┌────────
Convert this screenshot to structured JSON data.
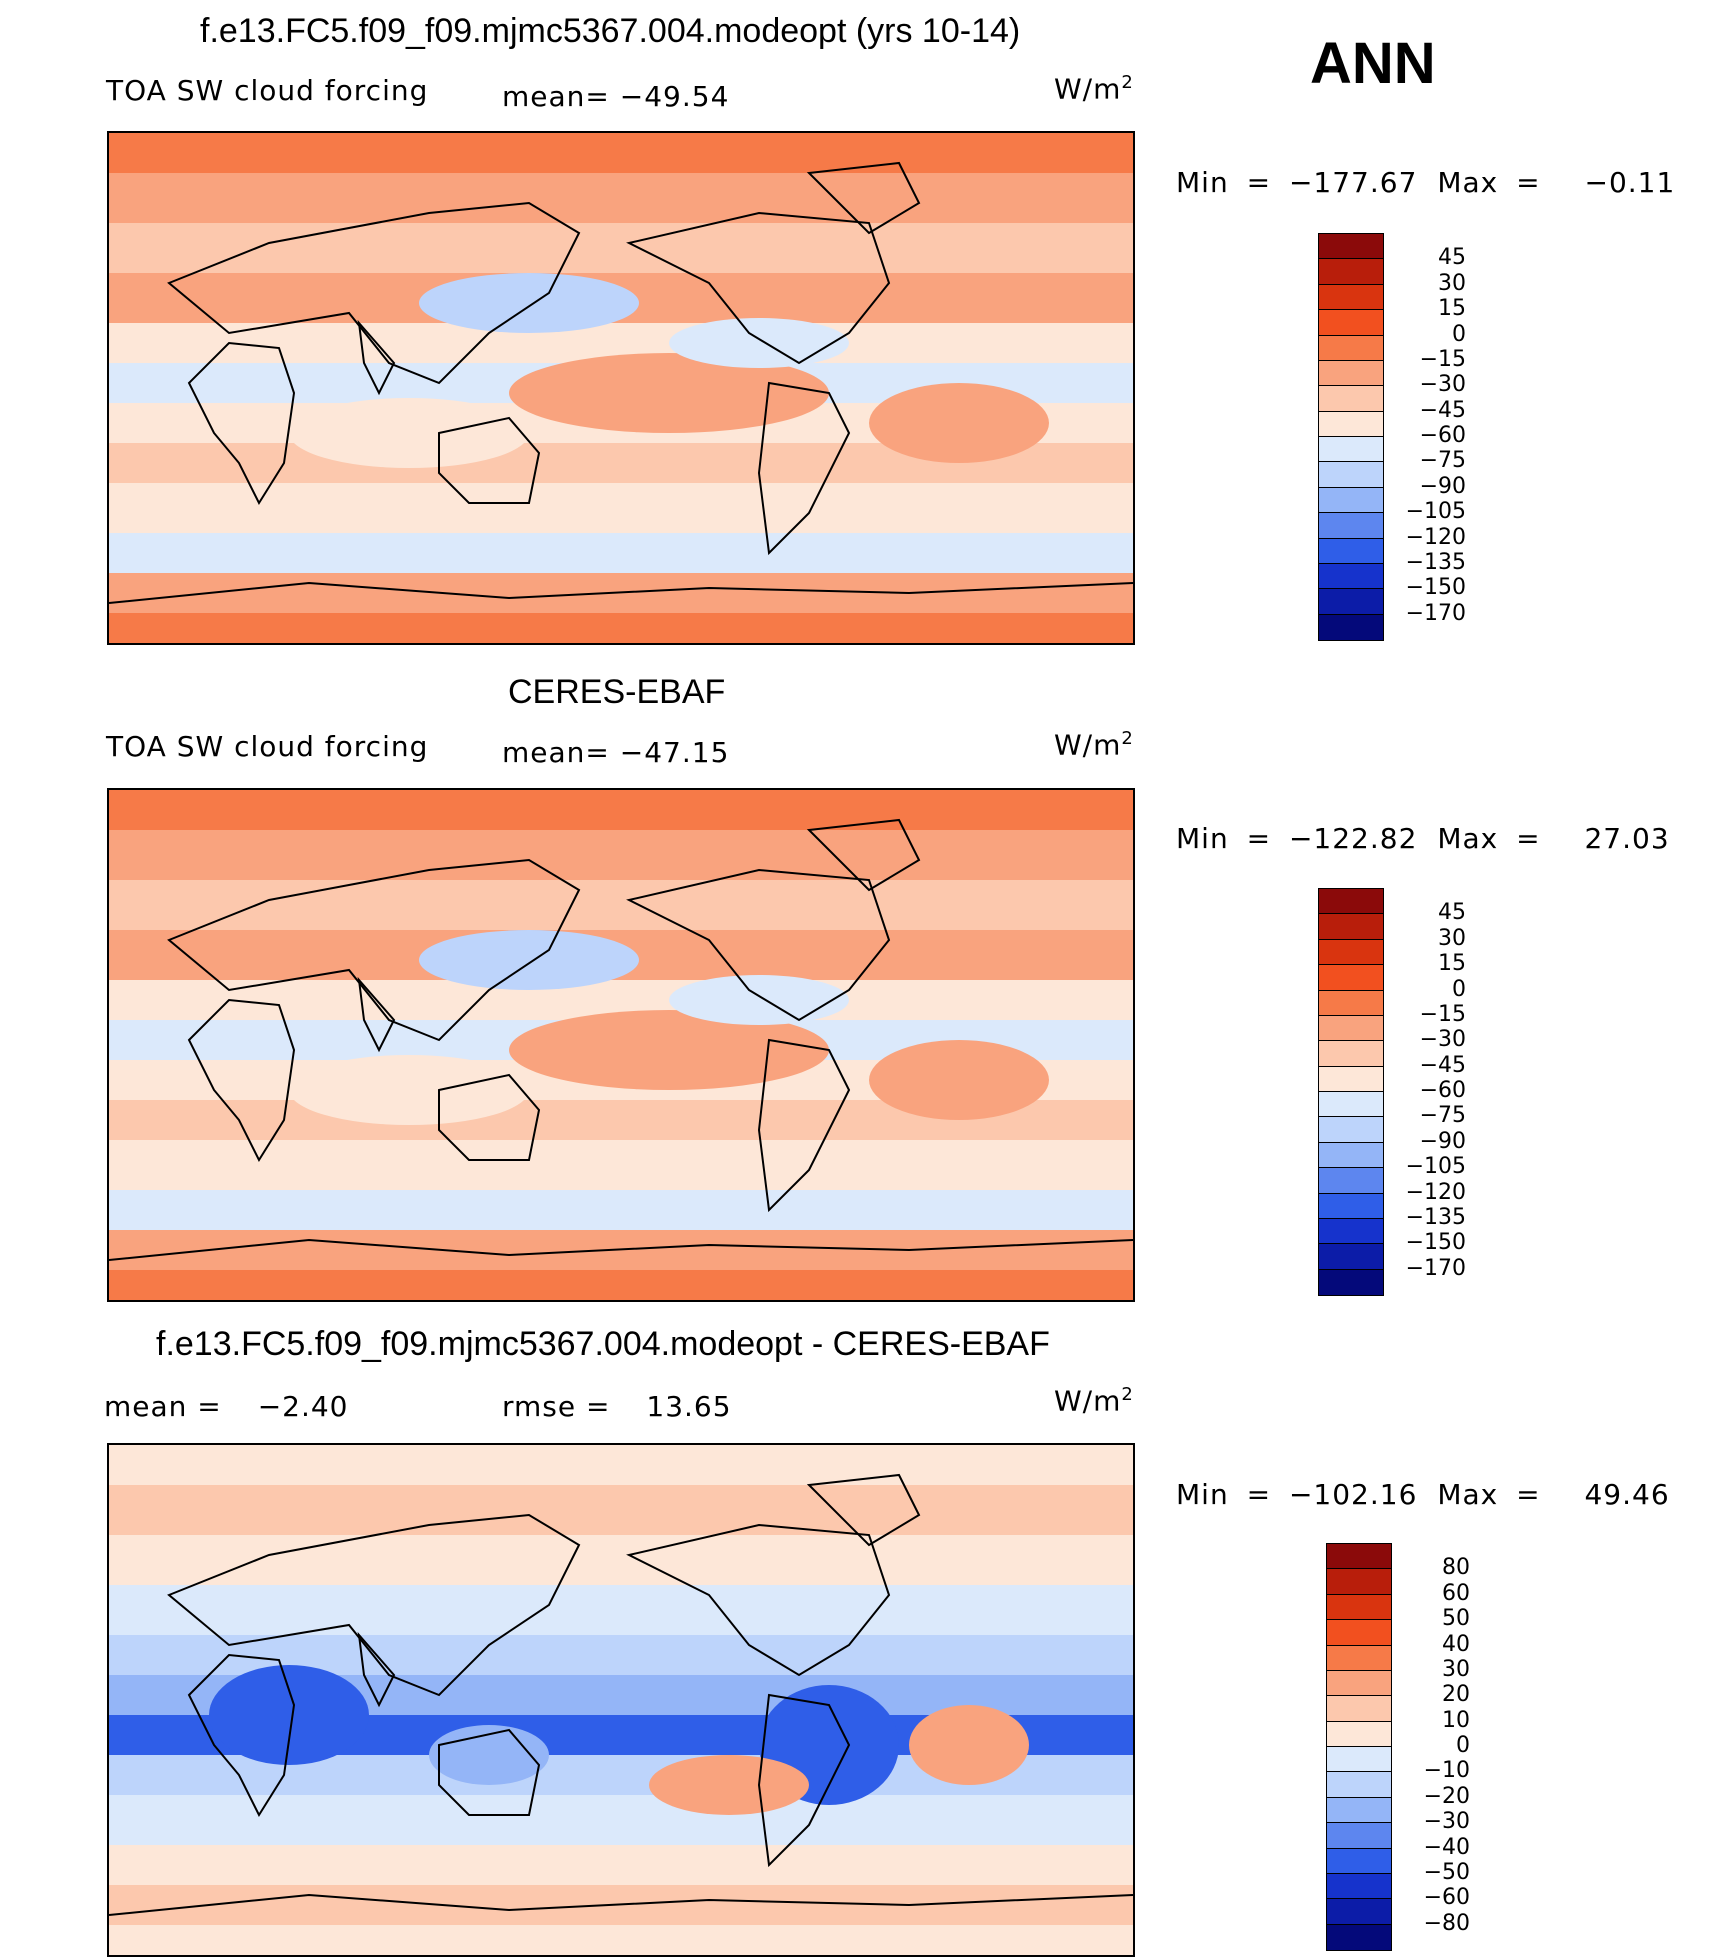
{
  "season": "ANN",
  "panels": [
    {
      "id": "model",
      "title": "f.e13.FC5.f09_f09.mjmc5367.004.modeopt (yrs 10-14)",
      "left_label": "TOA SW cloud forcing",
      "stat1_label": "mean=",
      "stat1_value": "−49.54",
      "stat2_label": "",
      "stat2_value": "",
      "units": "W/m",
      "units_sup": "2",
      "min_label": "Min",
      "min_value": "−177.67",
      "max_label": "Max",
      "max_value": "−0.11",
      "eq": "=",
      "colorbar": {
        "levels": [
          "45",
          "30",
          "15",
          "0",
          "−15",
          "−30",
          "−45",
          "−60",
          "−75",
          "−90",
          "−105",
          "−120",
          "−135",
          "−150",
          "−170"
        ],
        "colors": [
          "#8b0a0a",
          "#b81e0b",
          "#d9340f",
          "#f2501f",
          "#f67a48",
          "#f9a37e",
          "#fcc8ad",
          "#fde7d8",
          "#dbe9fb",
          "#bdd4fb",
          "#94b5f7",
          "#5d86ef",
          "#2f5ee8",
          "#1633cc",
          "#0c1ca8",
          "#04097a"
        ]
      }
    },
    {
      "id": "obs",
      "title": "CERES-EBAF",
      "left_label": "TOA SW cloud forcing",
      "stat1_label": "mean=",
      "stat1_value": "−47.15",
      "stat2_label": "",
      "stat2_value": "",
      "units": "W/m",
      "units_sup": "2",
      "min_label": "Min",
      "min_value": "−122.82",
      "max_label": "Max",
      "max_value": "27.03",
      "eq": "=",
      "colorbar": {
        "levels": [
          "45",
          "30",
          "15",
          "0",
          "−15",
          "−30",
          "−45",
          "−60",
          "−75",
          "−90",
          "−105",
          "−120",
          "−135",
          "−150",
          "−170"
        ],
        "colors": [
          "#8b0a0a",
          "#b81e0b",
          "#d9340f",
          "#f2501f",
          "#f67a48",
          "#f9a37e",
          "#fcc8ad",
          "#fde7d8",
          "#dbe9fb",
          "#bdd4fb",
          "#94b5f7",
          "#5d86ef",
          "#2f5ee8",
          "#1633cc",
          "#0c1ca8",
          "#04097a"
        ]
      }
    },
    {
      "id": "diff",
      "title": "f.e13.FC5.f09_f09.mjmc5367.004.modeopt - CERES-EBAF",
      "left_label": "",
      "stat1_label": "mean =",
      "stat1_value": "−2.40",
      "stat2_label": "rmse =",
      "stat2_value": "13.65",
      "units": "W/m",
      "units_sup": "2",
      "min_label": "Min",
      "min_value": "−102.16",
      "max_label": "Max",
      "max_value": "49.46",
      "eq": "=",
      "colorbar": {
        "levels": [
          "80",
          "60",
          "50",
          "40",
          "30",
          "20",
          "10",
          "0",
          "−10",
          "−20",
          "−30",
          "−40",
          "−50",
          "−60",
          "−80"
        ],
        "colors": [
          "#8b0a0a",
          "#b81e0b",
          "#d9340f",
          "#f2501f",
          "#f67a48",
          "#f9a37e",
          "#fcc8ad",
          "#fde7d8",
          "#dbe9fb",
          "#bdd4fb",
          "#94b5f7",
          "#5d86ef",
          "#2f5ee8",
          "#1633cc",
          "#0c1ca8",
          "#04097a"
        ]
      }
    }
  ]
}
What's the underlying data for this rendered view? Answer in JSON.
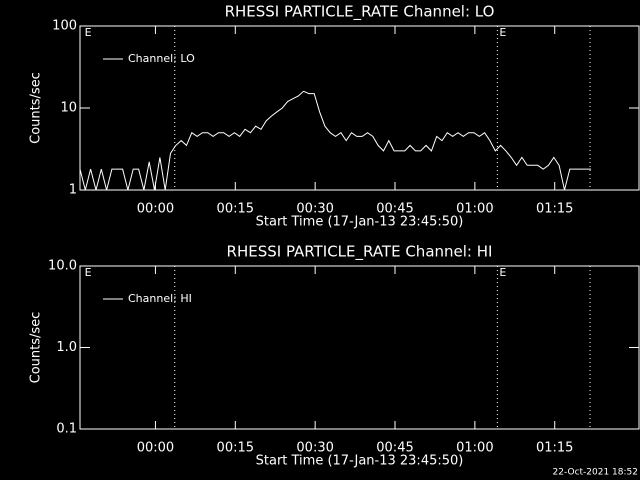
{
  "chart_data": [
    {
      "type": "line",
      "title": "RHESSI PARTICLE_RATE Channel: LO",
      "xlabel": "Start Time (17-Jan-13 23:45:50)",
      "ylabel": "Counts/sec",
      "log_y": true,
      "xlim": [
        0,
        105
      ],
      "ylim": [
        1,
        100
      ],
      "yticks": [
        1,
        10,
        100
      ],
      "xticks": [
        {
          "value": 14.17,
          "label": "00:00"
        },
        {
          "value": 29.17,
          "label": "00:15"
        },
        {
          "value": 44.17,
          "label": "00:30"
        },
        {
          "value": 59.17,
          "label": "00:45"
        },
        {
          "value": 74.17,
          "label": "01:00"
        },
        {
          "value": 89.17,
          "label": "01:15"
        }
      ],
      "vlines": [
        17.8,
        78.4,
        95.8
      ],
      "annotations": [
        {
          "x": 0.5,
          "label": "E"
        },
        {
          "x": 78.4,
          "label": "E"
        }
      ],
      "x": [
        0,
        1,
        2,
        3,
        4,
        5,
        6,
        7,
        8,
        9,
        10,
        11,
        12,
        13,
        14,
        15,
        16,
        17,
        18,
        19,
        20,
        21,
        22,
        23,
        24,
        25,
        26,
        27,
        28,
        29,
        30,
        31,
        32,
        33,
        34,
        35,
        36,
        37,
        38,
        39,
        40,
        41,
        42,
        43,
        44,
        45,
        46,
        47,
        48,
        49,
        50,
        51,
        52,
        53,
        54,
        55,
        56,
        57,
        58,
        59,
        60,
        61,
        62,
        63,
        64,
        65,
        66,
        67,
        68,
        69,
        70,
        71,
        72,
        73,
        74,
        75,
        76,
        77,
        78,
        79,
        80,
        81,
        82,
        83,
        84,
        85,
        86,
        87,
        88,
        89,
        90,
        91,
        92,
        93,
        94,
        95,
        96
      ],
      "series": [
        {
          "name": "Channel: LO",
          "color": "#ffffff",
          "values": [
            1.8,
            1,
            1.8,
            1,
            1.8,
            1,
            1.8,
            1.8,
            1.8,
            1,
            1.8,
            1.8,
            1,
            2.2,
            1,
            2.5,
            1,
            2.8,
            3.5,
            4,
            3.5,
            5,
            4.5,
            5,
            5,
            4.5,
            5,
            5,
            4.5,
            5,
            4.5,
            5.5,
            5,
            6,
            5.5,
            7,
            8,
            9,
            10,
            12,
            13,
            14,
            16,
            15,
            15,
            9,
            6,
            5,
            4.5,
            5,
            4,
            5,
            4.5,
            4.5,
            5,
            4.5,
            3.5,
            3,
            4,
            3,
            3,
            3,
            3.5,
            3,
            3,
            3.5,
            3,
            4.5,
            4,
            5,
            4.5,
            5,
            4.5,
            5,
            5,
            4.5,
            5,
            4,
            3,
            3.5,
            3,
            2.5,
            2,
            2.5,
            2,
            2,
            2,
            1.8,
            2,
            2.5,
            2,
            1,
            1.8,
            1.8,
            1.8,
            1.8,
            1.8
          ]
        }
      ]
    },
    {
      "type": "line",
      "title": "RHESSI PARTICLE_RATE Channel: HI",
      "xlabel": "Start Time (17-Jan-13 23:45:50)",
      "ylabel": "Counts/sec",
      "log_y": true,
      "xlim": [
        0,
        105
      ],
      "ylim": [
        0.1,
        10
      ],
      "yticks": [
        0.1,
        {
          "value": 1,
          "label": "1.0"
        },
        {
          "value": 10,
          "label": "10.0"
        }
      ],
      "xticks": [
        {
          "value": 14.17,
          "label": "00:00"
        },
        {
          "value": 29.17,
          "label": "00:15"
        },
        {
          "value": 44.17,
          "label": "00:30"
        },
        {
          "value": 59.17,
          "label": "00:45"
        },
        {
          "value": 74.17,
          "label": "01:00"
        },
        {
          "value": 89.17,
          "label": "01:15"
        }
      ],
      "vlines": [
        17.8,
        78.4,
        95.8
      ],
      "annotations": [
        {
          "x": 0.5,
          "label": "E"
        },
        {
          "x": 78.4,
          "label": "E"
        }
      ],
      "x": [],
      "series": [
        {
          "name": "Channel: HI",
          "color": "#ffffff",
          "values": []
        }
      ]
    }
  ],
  "footer": "22-Oct-2021 18:52"
}
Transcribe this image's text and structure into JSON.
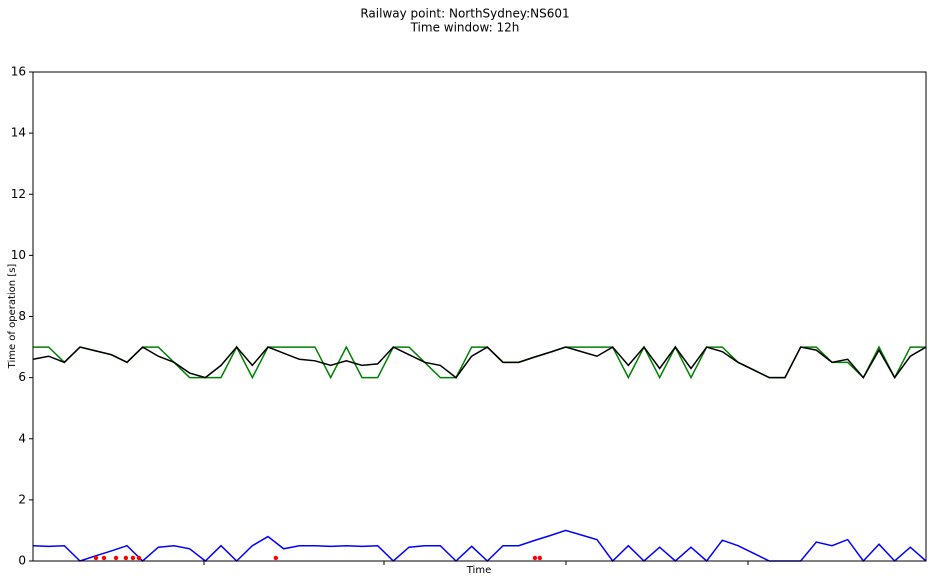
└────────
Instructions for the task: What is the number of lines in this listing that contain the word "EBAF"? Answer with that number and nothing else.

Written solution: 2